#### Task prompt
Below is a set of records; restate each one word for word.

========================================

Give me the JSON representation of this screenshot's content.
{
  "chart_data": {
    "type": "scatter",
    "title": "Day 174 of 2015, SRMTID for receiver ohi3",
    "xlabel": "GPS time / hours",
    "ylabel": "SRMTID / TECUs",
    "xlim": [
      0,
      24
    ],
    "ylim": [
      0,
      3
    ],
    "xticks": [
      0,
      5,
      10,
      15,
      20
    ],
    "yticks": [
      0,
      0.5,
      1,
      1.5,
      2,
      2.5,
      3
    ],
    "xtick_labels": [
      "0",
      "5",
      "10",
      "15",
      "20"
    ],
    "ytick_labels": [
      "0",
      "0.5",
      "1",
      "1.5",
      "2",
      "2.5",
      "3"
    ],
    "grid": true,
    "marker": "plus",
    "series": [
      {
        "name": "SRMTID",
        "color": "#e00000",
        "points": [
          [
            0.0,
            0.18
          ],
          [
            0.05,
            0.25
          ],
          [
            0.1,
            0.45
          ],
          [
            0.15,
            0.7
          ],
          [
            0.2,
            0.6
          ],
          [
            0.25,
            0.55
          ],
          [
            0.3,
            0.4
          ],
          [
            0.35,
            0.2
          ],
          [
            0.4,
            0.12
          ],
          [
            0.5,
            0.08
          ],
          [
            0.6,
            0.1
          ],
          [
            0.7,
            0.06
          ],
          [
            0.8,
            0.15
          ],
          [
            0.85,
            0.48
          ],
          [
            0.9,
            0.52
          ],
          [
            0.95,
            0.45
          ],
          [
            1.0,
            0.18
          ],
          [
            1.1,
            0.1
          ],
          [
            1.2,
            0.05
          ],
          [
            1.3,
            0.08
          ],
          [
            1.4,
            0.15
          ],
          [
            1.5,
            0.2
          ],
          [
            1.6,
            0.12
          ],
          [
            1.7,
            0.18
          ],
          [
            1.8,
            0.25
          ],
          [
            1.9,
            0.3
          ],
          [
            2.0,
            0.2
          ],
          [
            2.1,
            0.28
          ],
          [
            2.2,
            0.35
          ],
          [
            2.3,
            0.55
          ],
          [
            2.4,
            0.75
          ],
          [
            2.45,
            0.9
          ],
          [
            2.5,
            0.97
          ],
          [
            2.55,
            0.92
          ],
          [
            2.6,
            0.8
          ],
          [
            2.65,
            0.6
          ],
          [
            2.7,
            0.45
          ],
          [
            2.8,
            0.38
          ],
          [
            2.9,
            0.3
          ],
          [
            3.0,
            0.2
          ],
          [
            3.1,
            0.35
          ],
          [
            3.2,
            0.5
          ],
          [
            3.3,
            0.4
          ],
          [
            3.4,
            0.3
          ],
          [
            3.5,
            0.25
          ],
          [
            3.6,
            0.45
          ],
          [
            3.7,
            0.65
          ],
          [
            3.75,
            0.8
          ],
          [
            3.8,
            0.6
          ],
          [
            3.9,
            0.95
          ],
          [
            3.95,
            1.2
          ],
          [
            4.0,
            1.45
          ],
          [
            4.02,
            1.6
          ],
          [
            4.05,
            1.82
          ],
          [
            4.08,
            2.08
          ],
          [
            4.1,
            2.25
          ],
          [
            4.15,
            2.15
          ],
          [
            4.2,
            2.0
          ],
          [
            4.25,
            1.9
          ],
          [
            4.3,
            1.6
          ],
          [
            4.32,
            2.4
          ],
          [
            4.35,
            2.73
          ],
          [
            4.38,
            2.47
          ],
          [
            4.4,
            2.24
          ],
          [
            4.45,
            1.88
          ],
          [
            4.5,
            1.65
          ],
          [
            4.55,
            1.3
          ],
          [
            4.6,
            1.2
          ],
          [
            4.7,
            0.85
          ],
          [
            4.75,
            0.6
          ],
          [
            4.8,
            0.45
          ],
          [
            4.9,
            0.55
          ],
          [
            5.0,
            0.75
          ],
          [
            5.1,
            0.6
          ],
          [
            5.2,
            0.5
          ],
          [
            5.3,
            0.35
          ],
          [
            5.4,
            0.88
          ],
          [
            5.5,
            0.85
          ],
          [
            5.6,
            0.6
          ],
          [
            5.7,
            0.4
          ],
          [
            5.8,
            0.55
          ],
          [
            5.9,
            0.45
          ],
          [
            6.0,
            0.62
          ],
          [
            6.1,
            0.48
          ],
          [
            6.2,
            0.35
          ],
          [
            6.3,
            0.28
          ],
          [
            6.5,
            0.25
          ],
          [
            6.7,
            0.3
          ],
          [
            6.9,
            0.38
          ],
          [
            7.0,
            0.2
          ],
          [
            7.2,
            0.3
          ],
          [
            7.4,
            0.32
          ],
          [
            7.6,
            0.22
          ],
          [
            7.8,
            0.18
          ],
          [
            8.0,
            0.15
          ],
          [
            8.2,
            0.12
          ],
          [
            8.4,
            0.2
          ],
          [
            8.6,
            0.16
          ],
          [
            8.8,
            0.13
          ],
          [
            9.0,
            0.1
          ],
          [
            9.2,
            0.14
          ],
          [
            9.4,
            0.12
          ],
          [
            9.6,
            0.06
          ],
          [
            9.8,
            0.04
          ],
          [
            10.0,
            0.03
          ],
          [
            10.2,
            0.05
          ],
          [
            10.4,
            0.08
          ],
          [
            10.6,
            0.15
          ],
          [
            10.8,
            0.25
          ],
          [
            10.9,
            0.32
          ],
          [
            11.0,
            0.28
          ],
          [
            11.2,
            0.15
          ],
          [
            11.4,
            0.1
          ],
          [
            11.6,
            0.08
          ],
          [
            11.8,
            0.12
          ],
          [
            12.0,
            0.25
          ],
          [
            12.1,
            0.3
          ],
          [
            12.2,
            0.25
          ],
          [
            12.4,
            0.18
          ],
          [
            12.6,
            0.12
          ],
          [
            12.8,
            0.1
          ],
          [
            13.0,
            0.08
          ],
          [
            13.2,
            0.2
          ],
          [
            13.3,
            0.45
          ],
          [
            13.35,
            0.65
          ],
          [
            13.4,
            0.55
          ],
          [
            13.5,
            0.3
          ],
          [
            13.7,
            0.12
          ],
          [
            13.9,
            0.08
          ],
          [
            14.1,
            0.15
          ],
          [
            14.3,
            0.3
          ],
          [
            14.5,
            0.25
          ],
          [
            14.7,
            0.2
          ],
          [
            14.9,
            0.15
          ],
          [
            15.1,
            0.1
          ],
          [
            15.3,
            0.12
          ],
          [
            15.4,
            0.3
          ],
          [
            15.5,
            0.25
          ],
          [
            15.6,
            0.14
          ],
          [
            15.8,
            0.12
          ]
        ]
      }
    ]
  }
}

========================================

#### Solution to the exercise
Give me the JSON representation of this screenshot's content.
{
  "chart_data": {
    "type": "scatter",
    "title": "Day 174 of 2015, SRMTID for receiver ohi3",
    "xlabel": "GPS time / hours",
    "ylabel": "SRMTID / TECUs",
    "xlim": [
      0,
      24
    ],
    "ylim": [
      0,
      3
    ],
    "xticks": [
      0,
      5,
      10,
      15,
      20
    ],
    "yticks": [
      0,
      0.5,
      1,
      1.5,
      2,
      2.5,
      3
    ],
    "xtick_labels": [
      "0",
      "5",
      "10",
      "15",
      "20"
    ],
    "ytick_labels": [
      "0",
      "0.5",
      "1",
      "1.5",
      "2",
      "2.5",
      "3"
    ],
    "grid": true,
    "marker": "plus",
    "series": [
      {
        "name": "SRMTID",
        "color": "#e00000",
        "points": [
          [
            0.0,
            0.18
          ],
          [
            0.05,
            0.25
          ],
          [
            0.1,
            0.45
          ],
          [
            0.15,
            0.7
          ],
          [
            0.2,
            0.6
          ],
          [
            0.25,
            0.55
          ],
          [
            0.3,
            0.4
          ],
          [
            0.35,
            0.2
          ],
          [
            0.4,
            0.12
          ],
          [
            0.5,
            0.08
          ],
          [
            0.6,
            0.1
          ],
          [
            0.7,
            0.06
          ],
          [
            0.8,
            0.15
          ],
          [
            0.85,
            0.48
          ],
          [
            0.9,
            0.52
          ],
          [
            0.95,
            0.45
          ],
          [
            1.0,
            0.18
          ],
          [
            1.1,
            0.1
          ],
          [
            1.2,
            0.05
          ],
          [
            1.3,
            0.08
          ],
          [
            1.4,
            0.15
          ],
          [
            1.5,
            0.2
          ],
          [
            1.6,
            0.12
          ],
          [
            1.7,
            0.18
          ],
          [
            1.8,
            0.25
          ],
          [
            1.9,
            0.3
          ],
          [
            2.0,
            0.2
          ],
          [
            2.1,
            0.28
          ],
          [
            2.2,
            0.35
          ],
          [
            2.3,
            0.55
          ],
          [
            2.4,
            0.75
          ],
          [
            2.45,
            0.9
          ],
          [
            2.5,
            0.97
          ],
          [
            2.55,
            0.92
          ],
          [
            2.6,
            0.8
          ],
          [
            2.65,
            0.6
          ],
          [
            2.7,
            0.45
          ],
          [
            2.8,
            0.38
          ],
          [
            2.9,
            0.3
          ],
          [
            3.0,
            0.2
          ],
          [
            3.1,
            0.35
          ],
          [
            3.2,
            0.5
          ],
          [
            3.3,
            0.4
          ],
          [
            3.4,
            0.3
          ],
          [
            3.5,
            0.25
          ],
          [
            3.6,
            0.45
          ],
          [
            3.7,
            0.65
          ],
          [
            3.75,
            0.8
          ],
          [
            3.8,
            0.6
          ],
          [
            3.9,
            0.95
          ],
          [
            3.95,
            1.2
          ],
          [
            4.0,
            1.45
          ],
          [
            4.02,
            1.6
          ],
          [
            4.05,
            1.82
          ],
          [
            4.08,
            2.08
          ],
          [
            4.1,
            2.25
          ],
          [
            4.15,
            2.15
          ],
          [
            4.2,
            2.0
          ],
          [
            4.25,
            1.9
          ],
          [
            4.3,
            1.6
          ],
          [
            4.32,
            2.4
          ],
          [
            4.35,
            2.73
          ],
          [
            4.38,
            2.47
          ],
          [
            4.4,
            2.24
          ],
          [
            4.45,
            1.88
          ],
          [
            4.5,
            1.65
          ],
          [
            4.55,
            1.3
          ],
          [
            4.6,
            1.2
          ],
          [
            4.7,
            0.85
          ],
          [
            4.75,
            0.6
          ],
          [
            4.8,
            0.45
          ],
          [
            4.9,
            0.55
          ],
          [
            5.0,
            0.75
          ],
          [
            5.1,
            0.6
          ],
          [
            5.2,
            0.5
          ],
          [
            5.3,
            0.35
          ],
          [
            5.4,
            0.88
          ],
          [
            5.5,
            0.85
          ],
          [
            5.6,
            0.6
          ],
          [
            5.7,
            0.4
          ],
          [
            5.8,
            0.55
          ],
          [
            5.9,
            0.45
          ],
          [
            6.0,
            0.62
          ],
          [
            6.1,
            0.48
          ],
          [
            6.2,
            0.35
          ],
          [
            6.3,
            0.28
          ],
          [
            6.5,
            0.25
          ],
          [
            6.7,
            0.3
          ],
          [
            6.9,
            0.38
          ],
          [
            7.0,
            0.2
          ],
          [
            7.2,
            0.3
          ],
          [
            7.4,
            0.32
          ],
          [
            7.6,
            0.22
          ],
          [
            7.8,
            0.18
          ],
          [
            8.0,
            0.15
          ],
          [
            8.2,
            0.12
          ],
          [
            8.4,
            0.2
          ],
          [
            8.6,
            0.16
          ],
          [
            8.8,
            0.13
          ],
          [
            9.0,
            0.1
          ],
          [
            9.2,
            0.14
          ],
          [
            9.4,
            0.12
          ],
          [
            9.6,
            0.06
          ],
          [
            9.8,
            0.04
          ],
          [
            10.0,
            0.03
          ],
          [
            10.2,
            0.05
          ],
          [
            10.4,
            0.08
          ],
          [
            10.6,
            0.15
          ],
          [
            10.8,
            0.25
          ],
          [
            10.9,
            0.32
          ],
          [
            11.0,
            0.28
          ],
          [
            11.2,
            0.15
          ],
          [
            11.4,
            0.1
          ],
          [
            11.6,
            0.08
          ],
          [
            11.8,
            0.12
          ],
          [
            12.0,
            0.25
          ],
          [
            12.1,
            0.3
          ],
          [
            12.2,
            0.25
          ],
          [
            12.4,
            0.18
          ],
          [
            12.6,
            0.12
          ],
          [
            12.8,
            0.1
          ],
          [
            13.0,
            0.08
          ],
          [
            13.2,
            0.2
          ],
          [
            13.3,
            0.45
          ],
          [
            13.35,
            0.65
          ],
          [
            13.4,
            0.55
          ],
          [
            13.5,
            0.3
          ],
          [
            13.7,
            0.12
          ],
          [
            13.9,
            0.08
          ],
          [
            14.1,
            0.15
          ],
          [
            14.3,
            0.3
          ],
          [
            14.5,
            0.25
          ],
          [
            14.7,
            0.2
          ],
          [
            14.9,
            0.15
          ],
          [
            15.1,
            0.1
          ],
          [
            15.3,
            0.12
          ],
          [
            15.4,
            0.3
          ],
          [
            15.5,
            0.25
          ],
          [
            15.6,
            0.14
          ],
          [
            15.8,
            0.12
          ]
        ]
      }
    ]
  }
}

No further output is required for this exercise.